◆ **WHAT NEEDS TO BE DONE**: Your task is to quote the material that follows, in full and exactly.
★ ★ ★ ★ ★
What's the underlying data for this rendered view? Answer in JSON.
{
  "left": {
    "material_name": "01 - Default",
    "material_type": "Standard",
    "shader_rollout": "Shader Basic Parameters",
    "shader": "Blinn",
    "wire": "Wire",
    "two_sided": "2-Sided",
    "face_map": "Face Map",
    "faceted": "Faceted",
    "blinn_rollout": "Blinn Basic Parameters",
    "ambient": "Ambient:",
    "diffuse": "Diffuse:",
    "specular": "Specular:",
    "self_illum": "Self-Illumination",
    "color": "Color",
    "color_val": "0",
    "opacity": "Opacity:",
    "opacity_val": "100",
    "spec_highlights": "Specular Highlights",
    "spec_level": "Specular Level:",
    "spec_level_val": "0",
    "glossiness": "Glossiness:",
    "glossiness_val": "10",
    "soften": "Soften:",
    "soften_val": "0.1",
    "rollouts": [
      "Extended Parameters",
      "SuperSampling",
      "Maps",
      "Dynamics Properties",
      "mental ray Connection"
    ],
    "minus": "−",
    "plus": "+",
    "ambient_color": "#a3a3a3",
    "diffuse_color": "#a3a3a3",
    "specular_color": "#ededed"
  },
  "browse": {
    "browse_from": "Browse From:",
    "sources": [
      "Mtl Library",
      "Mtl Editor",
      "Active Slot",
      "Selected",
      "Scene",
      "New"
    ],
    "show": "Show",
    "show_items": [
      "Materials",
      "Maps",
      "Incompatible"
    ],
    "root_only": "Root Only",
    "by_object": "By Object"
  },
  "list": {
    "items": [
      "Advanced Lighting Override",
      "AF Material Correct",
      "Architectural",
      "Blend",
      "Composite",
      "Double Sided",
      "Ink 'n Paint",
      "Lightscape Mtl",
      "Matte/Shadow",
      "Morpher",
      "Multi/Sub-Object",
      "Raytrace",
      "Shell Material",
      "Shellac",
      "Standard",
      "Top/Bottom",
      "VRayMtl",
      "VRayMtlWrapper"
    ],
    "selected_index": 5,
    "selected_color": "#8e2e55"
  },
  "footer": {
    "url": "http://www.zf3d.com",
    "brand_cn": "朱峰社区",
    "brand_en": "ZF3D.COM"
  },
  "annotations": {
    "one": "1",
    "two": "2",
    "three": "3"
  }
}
★ ★ ★ ★ ★
◆ **EXERCISE OUTPUT**:
What's the underlying data for this rendered view? Answer in JSON.
{
  "left": {
    "material_name": "01 - Default",
    "material_type": "Standard",
    "shader_rollout": "Shader Basic Parameters",
    "shader": "Blinn",
    "wire": "Wire",
    "two_sided": "2-Sided",
    "face_map": "Face Map",
    "faceted": "Faceted",
    "blinn_rollout": "Blinn Basic Parameters",
    "ambient": "Ambient:",
    "diffuse": "Diffuse:",
    "specular": "Specular:",
    "self_illum": "Self-Illumination",
    "color": "Color",
    "color_val": "0",
    "opacity": "Opacity:",
    "opacity_val": "100",
    "spec_highlights": "Specular Highlights",
    "spec_level": "Specular Level:",
    "spec_level_val": "0",
    "glossiness": "Glossiness:",
    "glossiness_val": "10",
    "soften": "Soften:",
    "soften_val": "0.1",
    "rollouts": [
      "Extended Parameters",
      "SuperSampling",
      "Maps",
      "Dynamics Properties",
      "mental ray Connection"
    ],
    "minus": "−",
    "plus": "+",
    "ambient_color": "#a3a3a3",
    "diffuse_color": "#a3a3a3",
    "specular_color": "#ededed"
  },
  "browse": {
    "browse_from": "Browse From:",
    "sources": [
      "Mtl Library",
      "Mtl Editor",
      "Active Slot",
      "Selected",
      "Scene",
      "New"
    ],
    "show": "Show",
    "show_items": [
      "Materials",
      "Maps",
      "Incompatible"
    ],
    "root_only": "Root Only",
    "by_object": "By Object"
  },
  "list": {
    "items": [
      "Advanced Lighting Override",
      "AF Material Correct",
      "Architectural",
      "Blend",
      "Composite",
      "Double Sided",
      "Ink 'n Paint",
      "Lightscape Mtl",
      "Matte/Shadow",
      "Morpher",
      "Multi/Sub-Object",
      "Raytrace",
      "Shell Material",
      "Shellac",
      "Standard",
      "Top/Bottom",
      "VRayMtl",
      "VRayMtlWrapper"
    ],
    "selected_index": 5,
    "selected_color": "#8e2e55"
  },
  "footer": {
    "url": "http://www.zf3d.com",
    "brand_cn": "朱峰社区",
    "brand_en": "ZF3D.COM"
  },
  "annotations": {
    "one": "1",
    "two": "2",
    "three": "3"
  }
}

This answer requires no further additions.